Exercise brief:
Tell me how many lines hold "community", please, using only the number.

Items from a data source
>> BEGIN

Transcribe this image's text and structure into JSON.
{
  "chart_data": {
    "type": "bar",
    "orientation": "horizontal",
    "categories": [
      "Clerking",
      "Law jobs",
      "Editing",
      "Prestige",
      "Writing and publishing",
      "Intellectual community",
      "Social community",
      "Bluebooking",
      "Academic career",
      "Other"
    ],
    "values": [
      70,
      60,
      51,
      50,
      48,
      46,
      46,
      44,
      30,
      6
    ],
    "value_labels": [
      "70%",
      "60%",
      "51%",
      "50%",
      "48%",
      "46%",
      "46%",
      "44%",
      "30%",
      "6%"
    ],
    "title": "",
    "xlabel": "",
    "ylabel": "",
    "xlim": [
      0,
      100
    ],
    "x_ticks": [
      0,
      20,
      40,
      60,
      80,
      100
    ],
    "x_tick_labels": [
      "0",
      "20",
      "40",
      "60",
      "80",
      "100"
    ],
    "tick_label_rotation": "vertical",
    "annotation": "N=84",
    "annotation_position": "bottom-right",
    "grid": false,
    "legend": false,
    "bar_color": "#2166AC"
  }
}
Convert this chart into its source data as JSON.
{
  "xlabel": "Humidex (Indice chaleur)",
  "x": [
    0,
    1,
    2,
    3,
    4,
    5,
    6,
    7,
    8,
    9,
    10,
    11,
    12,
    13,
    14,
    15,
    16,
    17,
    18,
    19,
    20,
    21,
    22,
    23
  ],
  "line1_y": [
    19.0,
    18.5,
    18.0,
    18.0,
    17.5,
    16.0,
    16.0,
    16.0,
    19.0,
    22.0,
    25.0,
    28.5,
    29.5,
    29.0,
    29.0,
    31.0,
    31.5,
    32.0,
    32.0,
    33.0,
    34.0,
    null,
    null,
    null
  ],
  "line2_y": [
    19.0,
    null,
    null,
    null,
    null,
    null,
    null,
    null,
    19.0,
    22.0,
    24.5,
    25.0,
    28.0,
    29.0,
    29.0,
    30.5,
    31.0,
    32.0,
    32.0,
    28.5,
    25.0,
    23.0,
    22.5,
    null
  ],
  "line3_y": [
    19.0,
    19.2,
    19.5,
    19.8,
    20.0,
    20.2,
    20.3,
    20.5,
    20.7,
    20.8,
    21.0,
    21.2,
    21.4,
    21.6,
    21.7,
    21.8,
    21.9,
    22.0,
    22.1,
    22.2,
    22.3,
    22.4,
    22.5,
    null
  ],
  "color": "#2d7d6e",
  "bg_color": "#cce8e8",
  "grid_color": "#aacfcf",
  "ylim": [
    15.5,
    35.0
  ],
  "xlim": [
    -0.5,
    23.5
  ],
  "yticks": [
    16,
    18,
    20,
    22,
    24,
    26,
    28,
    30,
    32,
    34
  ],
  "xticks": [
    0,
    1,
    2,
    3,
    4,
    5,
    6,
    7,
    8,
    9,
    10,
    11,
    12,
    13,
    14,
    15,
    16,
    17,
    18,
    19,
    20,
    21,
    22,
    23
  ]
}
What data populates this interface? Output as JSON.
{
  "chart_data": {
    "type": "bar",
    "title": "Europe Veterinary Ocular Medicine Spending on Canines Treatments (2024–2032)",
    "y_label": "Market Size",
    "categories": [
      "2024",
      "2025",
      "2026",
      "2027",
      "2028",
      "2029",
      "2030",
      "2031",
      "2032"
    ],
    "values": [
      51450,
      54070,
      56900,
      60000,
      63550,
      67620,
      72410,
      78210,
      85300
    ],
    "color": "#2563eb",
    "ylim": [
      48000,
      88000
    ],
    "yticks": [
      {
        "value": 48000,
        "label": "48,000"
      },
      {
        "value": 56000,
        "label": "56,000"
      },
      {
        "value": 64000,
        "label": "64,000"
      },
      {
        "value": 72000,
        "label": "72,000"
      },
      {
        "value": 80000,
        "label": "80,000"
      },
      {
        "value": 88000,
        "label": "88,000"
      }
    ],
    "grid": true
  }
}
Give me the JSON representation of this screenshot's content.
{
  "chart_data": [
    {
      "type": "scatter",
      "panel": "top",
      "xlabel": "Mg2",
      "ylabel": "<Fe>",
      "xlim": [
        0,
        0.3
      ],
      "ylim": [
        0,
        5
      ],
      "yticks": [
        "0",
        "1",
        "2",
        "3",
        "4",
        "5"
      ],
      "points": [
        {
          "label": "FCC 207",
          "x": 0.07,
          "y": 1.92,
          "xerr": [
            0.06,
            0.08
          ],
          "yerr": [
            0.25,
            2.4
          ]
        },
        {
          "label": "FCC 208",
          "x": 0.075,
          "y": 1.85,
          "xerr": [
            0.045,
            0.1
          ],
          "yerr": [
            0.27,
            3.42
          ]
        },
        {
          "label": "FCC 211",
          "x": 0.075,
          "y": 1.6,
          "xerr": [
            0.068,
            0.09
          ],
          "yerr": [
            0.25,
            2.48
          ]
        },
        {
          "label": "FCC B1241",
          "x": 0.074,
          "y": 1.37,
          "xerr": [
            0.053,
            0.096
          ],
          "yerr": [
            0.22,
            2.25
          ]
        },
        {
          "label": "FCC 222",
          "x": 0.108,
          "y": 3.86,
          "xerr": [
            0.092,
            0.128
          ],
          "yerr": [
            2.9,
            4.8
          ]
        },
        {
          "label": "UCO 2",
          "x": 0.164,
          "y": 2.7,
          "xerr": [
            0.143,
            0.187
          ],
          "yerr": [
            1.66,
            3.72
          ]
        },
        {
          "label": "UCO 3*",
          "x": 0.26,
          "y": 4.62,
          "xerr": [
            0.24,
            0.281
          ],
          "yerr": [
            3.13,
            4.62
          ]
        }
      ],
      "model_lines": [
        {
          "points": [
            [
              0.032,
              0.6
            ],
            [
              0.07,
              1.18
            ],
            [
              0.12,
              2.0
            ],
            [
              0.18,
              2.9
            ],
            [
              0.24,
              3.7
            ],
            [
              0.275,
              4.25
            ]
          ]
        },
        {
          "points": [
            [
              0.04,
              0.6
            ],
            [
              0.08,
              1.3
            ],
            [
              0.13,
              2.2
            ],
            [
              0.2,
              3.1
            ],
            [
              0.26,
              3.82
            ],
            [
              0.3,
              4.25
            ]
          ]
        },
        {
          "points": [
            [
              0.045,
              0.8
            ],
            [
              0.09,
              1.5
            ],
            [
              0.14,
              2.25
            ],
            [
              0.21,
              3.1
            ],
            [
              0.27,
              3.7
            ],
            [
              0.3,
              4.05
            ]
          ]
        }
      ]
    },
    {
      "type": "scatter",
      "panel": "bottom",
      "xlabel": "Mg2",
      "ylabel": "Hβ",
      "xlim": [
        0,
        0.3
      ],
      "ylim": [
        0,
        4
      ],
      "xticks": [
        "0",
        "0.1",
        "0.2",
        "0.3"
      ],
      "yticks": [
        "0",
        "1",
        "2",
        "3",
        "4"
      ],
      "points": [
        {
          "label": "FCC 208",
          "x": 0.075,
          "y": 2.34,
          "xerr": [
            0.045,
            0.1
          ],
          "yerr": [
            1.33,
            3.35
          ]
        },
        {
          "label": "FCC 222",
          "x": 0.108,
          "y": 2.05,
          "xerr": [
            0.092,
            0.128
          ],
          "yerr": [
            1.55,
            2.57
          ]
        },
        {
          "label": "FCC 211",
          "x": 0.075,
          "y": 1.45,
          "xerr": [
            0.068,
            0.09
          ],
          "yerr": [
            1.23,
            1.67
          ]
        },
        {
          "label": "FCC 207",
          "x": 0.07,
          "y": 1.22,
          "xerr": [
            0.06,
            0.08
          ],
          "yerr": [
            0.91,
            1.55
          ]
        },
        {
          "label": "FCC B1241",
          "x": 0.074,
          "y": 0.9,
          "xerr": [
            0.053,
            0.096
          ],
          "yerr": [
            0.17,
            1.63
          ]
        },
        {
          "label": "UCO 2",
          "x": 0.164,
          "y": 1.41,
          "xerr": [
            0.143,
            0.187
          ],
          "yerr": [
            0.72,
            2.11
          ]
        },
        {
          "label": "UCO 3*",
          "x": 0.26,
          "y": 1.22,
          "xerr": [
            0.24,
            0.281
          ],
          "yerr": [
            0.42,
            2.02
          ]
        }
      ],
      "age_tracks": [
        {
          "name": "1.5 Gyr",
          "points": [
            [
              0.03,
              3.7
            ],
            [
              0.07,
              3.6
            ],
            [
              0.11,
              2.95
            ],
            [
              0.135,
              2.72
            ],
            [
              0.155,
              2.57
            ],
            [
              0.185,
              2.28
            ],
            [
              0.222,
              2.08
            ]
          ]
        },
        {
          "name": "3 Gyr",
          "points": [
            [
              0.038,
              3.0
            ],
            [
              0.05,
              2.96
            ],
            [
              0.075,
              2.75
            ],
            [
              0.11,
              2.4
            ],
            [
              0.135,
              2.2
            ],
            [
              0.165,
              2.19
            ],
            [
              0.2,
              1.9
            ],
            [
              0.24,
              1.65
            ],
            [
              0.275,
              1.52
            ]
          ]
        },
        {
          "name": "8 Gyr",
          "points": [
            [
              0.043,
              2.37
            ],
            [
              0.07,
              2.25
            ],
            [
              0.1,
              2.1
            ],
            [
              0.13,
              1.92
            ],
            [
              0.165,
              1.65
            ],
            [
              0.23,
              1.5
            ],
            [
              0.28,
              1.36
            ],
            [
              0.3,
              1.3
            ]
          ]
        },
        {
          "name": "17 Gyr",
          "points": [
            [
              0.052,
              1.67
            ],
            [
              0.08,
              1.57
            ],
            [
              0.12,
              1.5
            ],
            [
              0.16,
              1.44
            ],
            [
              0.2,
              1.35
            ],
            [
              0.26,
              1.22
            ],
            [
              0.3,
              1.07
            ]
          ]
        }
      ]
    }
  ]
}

>> END

Solution to this problem:
2